• _Source data_

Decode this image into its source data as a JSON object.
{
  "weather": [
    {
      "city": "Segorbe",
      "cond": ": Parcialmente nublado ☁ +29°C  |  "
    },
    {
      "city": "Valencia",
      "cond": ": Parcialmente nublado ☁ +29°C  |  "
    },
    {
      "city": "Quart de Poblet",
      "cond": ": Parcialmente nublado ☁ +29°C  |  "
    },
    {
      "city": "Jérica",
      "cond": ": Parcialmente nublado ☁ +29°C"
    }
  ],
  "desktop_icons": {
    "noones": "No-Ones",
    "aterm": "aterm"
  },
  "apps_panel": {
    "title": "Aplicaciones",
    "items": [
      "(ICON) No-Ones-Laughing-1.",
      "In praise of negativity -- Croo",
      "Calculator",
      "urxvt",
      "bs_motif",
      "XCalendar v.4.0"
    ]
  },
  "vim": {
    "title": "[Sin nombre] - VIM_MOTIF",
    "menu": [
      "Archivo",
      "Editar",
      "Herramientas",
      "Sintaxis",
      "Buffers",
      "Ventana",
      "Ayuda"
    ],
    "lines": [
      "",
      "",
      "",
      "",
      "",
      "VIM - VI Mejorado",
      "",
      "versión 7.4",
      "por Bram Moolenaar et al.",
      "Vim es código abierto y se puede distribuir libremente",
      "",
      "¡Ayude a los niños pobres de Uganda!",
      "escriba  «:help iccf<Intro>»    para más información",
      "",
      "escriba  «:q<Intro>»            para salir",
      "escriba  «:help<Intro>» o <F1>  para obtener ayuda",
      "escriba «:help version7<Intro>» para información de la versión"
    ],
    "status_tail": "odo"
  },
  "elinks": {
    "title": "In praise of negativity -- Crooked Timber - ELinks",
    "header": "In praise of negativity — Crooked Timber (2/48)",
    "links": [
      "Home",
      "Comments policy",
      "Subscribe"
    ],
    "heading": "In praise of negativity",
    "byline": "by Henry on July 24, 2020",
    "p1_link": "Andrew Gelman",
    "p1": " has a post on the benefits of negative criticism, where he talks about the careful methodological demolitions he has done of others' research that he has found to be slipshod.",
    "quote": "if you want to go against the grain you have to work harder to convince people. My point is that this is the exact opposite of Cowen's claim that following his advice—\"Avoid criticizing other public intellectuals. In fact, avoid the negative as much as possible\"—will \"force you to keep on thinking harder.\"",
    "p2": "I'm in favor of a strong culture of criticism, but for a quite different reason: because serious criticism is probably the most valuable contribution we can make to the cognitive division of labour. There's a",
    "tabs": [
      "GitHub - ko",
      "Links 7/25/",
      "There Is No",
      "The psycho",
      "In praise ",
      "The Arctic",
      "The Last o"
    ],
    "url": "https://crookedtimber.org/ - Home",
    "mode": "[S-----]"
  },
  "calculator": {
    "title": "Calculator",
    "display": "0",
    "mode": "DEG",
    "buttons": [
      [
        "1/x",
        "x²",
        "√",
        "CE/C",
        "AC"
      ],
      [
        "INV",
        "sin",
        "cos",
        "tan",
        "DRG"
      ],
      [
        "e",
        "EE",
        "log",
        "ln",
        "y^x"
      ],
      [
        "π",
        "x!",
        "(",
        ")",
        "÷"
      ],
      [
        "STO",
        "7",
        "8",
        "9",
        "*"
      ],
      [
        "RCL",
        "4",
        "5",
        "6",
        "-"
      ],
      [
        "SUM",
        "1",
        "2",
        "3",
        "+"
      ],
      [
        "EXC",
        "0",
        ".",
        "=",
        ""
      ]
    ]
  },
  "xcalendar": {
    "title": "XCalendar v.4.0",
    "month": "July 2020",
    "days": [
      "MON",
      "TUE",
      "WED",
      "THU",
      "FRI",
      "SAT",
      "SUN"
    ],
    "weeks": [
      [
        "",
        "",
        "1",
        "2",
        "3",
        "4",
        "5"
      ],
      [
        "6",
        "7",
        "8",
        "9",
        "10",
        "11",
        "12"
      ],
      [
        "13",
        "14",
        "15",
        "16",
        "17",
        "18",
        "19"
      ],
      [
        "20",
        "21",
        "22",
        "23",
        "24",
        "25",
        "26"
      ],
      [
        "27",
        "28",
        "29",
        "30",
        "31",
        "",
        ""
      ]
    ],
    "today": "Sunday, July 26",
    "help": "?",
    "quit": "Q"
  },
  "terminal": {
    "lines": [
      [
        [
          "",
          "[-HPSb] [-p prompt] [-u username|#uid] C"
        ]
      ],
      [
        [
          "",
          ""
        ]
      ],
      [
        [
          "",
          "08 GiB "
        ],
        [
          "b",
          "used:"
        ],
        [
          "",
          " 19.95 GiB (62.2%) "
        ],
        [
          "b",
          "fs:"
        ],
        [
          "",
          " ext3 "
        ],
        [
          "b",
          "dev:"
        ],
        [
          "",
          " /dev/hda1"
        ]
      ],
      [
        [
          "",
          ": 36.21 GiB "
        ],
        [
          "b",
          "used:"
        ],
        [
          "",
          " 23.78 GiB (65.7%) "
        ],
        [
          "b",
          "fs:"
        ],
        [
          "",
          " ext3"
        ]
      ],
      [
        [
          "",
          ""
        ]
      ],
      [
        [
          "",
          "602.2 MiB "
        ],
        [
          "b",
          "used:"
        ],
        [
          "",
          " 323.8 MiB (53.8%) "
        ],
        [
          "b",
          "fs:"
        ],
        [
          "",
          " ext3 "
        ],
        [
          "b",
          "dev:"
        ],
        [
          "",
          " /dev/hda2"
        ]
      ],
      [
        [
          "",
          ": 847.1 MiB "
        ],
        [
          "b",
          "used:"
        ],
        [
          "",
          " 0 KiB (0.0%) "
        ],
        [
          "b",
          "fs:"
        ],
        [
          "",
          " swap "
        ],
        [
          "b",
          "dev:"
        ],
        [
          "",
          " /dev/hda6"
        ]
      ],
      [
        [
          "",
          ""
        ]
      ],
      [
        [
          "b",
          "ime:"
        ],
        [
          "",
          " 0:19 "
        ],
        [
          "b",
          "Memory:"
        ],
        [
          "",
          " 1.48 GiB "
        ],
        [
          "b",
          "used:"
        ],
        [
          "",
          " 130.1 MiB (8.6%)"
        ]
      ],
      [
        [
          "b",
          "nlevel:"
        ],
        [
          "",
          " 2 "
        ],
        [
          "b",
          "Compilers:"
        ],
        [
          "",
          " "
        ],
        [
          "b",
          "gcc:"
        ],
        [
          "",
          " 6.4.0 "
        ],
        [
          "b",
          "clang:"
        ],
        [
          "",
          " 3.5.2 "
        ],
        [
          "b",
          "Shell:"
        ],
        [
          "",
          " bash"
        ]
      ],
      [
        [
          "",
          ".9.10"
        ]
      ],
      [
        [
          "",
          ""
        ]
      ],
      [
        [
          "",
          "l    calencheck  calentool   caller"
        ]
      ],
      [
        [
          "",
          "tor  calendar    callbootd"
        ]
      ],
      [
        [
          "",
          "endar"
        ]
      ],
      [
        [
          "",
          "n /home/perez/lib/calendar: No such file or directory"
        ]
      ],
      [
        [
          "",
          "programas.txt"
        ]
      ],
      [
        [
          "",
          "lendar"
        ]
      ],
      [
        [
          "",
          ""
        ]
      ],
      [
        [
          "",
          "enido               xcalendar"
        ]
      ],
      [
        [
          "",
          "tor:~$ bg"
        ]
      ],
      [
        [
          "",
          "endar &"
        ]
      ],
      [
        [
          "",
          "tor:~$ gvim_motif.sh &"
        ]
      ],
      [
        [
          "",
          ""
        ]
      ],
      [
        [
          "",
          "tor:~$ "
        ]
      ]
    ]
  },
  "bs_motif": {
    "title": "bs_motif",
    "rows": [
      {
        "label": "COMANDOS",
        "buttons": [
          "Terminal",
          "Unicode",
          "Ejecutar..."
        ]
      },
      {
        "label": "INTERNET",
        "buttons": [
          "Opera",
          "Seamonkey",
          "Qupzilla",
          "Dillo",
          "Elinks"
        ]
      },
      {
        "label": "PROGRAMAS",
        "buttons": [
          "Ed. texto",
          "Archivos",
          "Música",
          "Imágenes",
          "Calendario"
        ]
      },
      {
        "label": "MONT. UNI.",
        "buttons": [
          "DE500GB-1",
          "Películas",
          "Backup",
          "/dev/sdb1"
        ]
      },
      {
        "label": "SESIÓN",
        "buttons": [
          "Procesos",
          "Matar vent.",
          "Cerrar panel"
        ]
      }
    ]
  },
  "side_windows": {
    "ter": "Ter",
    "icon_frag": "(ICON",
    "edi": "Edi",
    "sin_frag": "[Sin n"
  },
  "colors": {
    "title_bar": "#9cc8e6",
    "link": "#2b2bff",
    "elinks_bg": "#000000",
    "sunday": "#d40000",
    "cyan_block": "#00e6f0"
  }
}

• _Exercise prompt_
Go through the records and pull out each line that includes the word "city".

• _Solution to this problem_
      "city": "Segorbe",
      "city": "Valencia",
      "city": "Quart de Poblet",
      "city": "Jérica",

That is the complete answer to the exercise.